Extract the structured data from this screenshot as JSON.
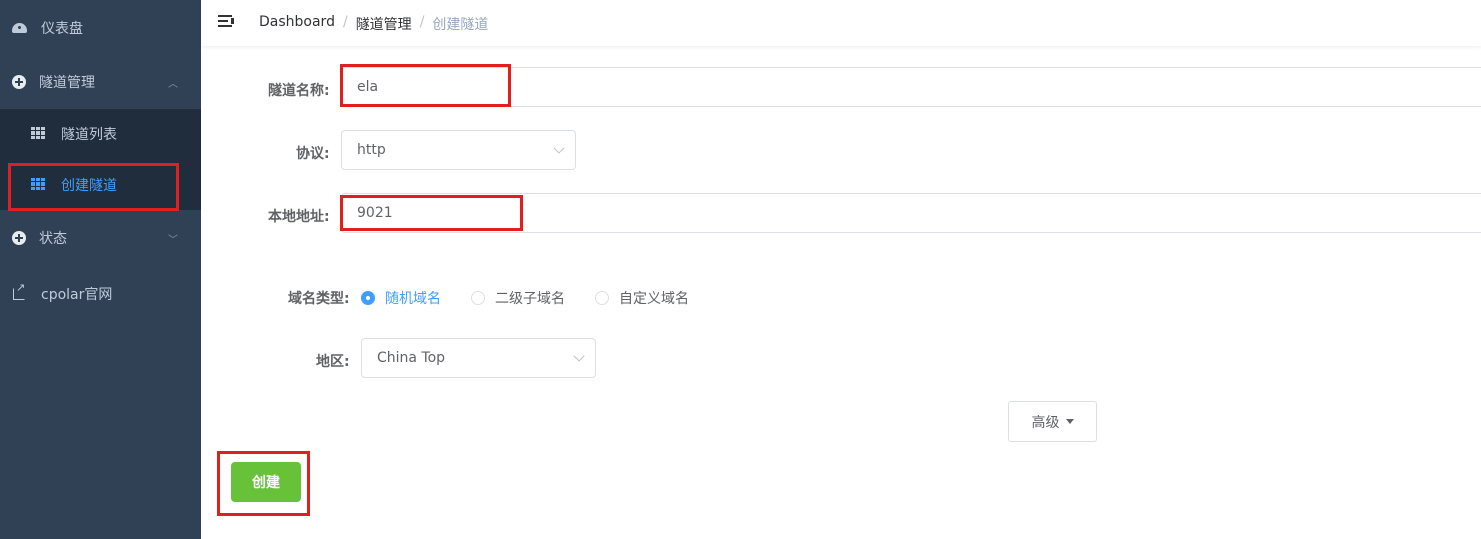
{
  "sidebar": {
    "dashboard_label": "仪表盘",
    "tunnel_mgmt_label": "隧道管理",
    "tunnel_list_label": "隧道列表",
    "create_tunnel_label": "创建隧道",
    "status_label": "状态",
    "cpolar_label": "cpolar官网",
    "active_color": "#409eff"
  },
  "header": {
    "breadcrumb": [
      "Dashboard",
      "隧道管理",
      "创建隧道"
    ],
    "separator": "/"
  },
  "form": {
    "name_label": "隧道名称:",
    "name_value": "ela",
    "protocol_label": "协议:",
    "protocol_value": "http",
    "address_label": "本地地址:",
    "address_value": "9021",
    "domain_type_label": "域名类型:",
    "domain_types": [
      "随机域名",
      "二级子域名",
      "自定义域名"
    ],
    "domain_type_selected": "随机域名",
    "region_label": "地区:",
    "region_value": "China Top",
    "advanced_label": "高级",
    "create_label": "创建",
    "create_color": "#67c23a"
  }
}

○ ○ ○ ○ ○ ○ ○

- [Problem to work on]
Make an exact copy of all the material, but keep the pictures out of it.

- [Finished answer]
Extract the structured data from this screenshot as JSON.
{
  "sidebar": {
    "dashboard_label": "仪表盘",
    "tunnel_mgmt_label": "隧道管理",
    "tunnel_list_label": "隧道列表",
    "create_tunnel_label": "创建隧道",
    "status_label": "状态",
    "cpolar_label": "cpolar官网",
    "active_color": "#409eff"
  },
  "header": {
    "breadcrumb": [
      "Dashboard",
      "隧道管理",
      "创建隧道"
    ],
    "separator": "/"
  },
  "form": {
    "name_label": "隧道名称:",
    "name_value": "ela",
    "protocol_label": "协议:",
    "protocol_value": "http",
    "address_label": "本地地址:",
    "address_value": "9021",
    "domain_type_label": "域名类型:",
    "domain_types": [
      "随机域名",
      "二级子域名",
      "自定义域名"
    ],
    "domain_type_selected": "随机域名",
    "region_label": "地区:",
    "region_value": "China Top",
    "advanced_label": "高级",
    "create_label": "创建",
    "create_color": "#67c23a"
  }
}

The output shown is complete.